--- Start of Listed entries ---

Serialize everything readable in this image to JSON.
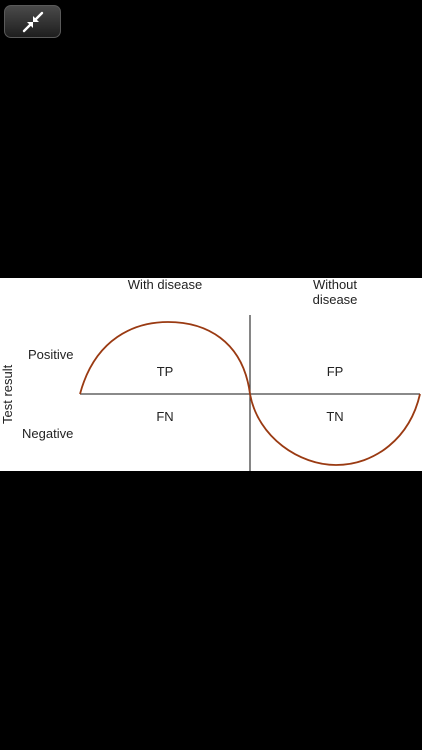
{
  "toolbar": {
    "exit_fullscreen_icon": "collapse-arrows-icon"
  },
  "figure": {
    "columns": {
      "with_disease": "With disease",
      "without_disease_line1": "Without",
      "without_disease_line2": "disease"
    },
    "rows": {
      "axis_label": "Test result",
      "positive": "Positive",
      "negative": "Negative"
    },
    "cells": {
      "tp": "TP",
      "fp": "FP",
      "fn": "FN",
      "tn": "TN"
    },
    "curve_color": "#9a3a12"
  }
}
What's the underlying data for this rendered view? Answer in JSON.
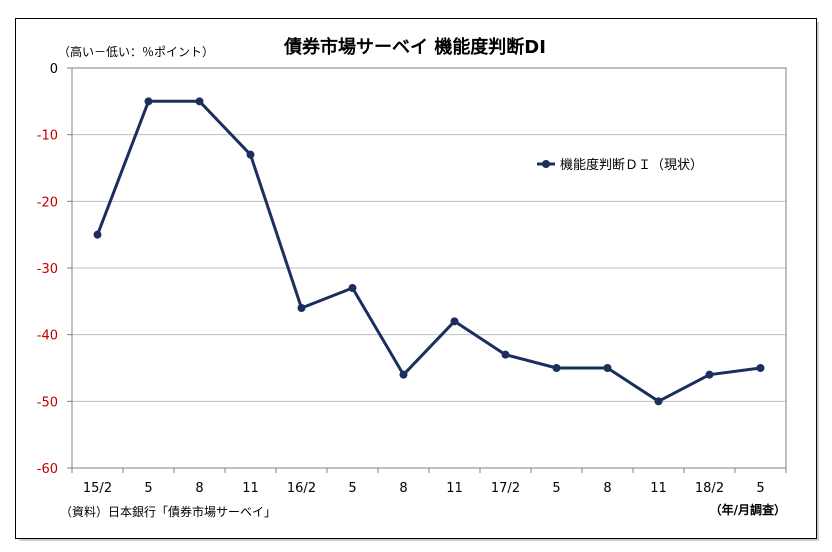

--- End of Listed entries ---

**Required task:**
Transcribe the listing in full and omit the pictures.

**Task result:**
Serialize everything readable in this image to JSON.
{
  "toolbar": {
    "exit_fullscreen_icon": "collapse-arrows-icon"
  },
  "figure": {
    "columns": {
      "with_disease": "With disease",
      "without_disease_line1": "Without",
      "without_disease_line2": "disease"
    },
    "rows": {
      "axis_label": "Test result",
      "positive": "Positive",
      "negative": "Negative"
    },
    "cells": {
      "tp": "TP",
      "fp": "FP",
      "fn": "FN",
      "tn": "TN"
    },
    "curve_color": "#9a3a12"
  }
}
What's the underlying data for this rendered view? Answer in JSON.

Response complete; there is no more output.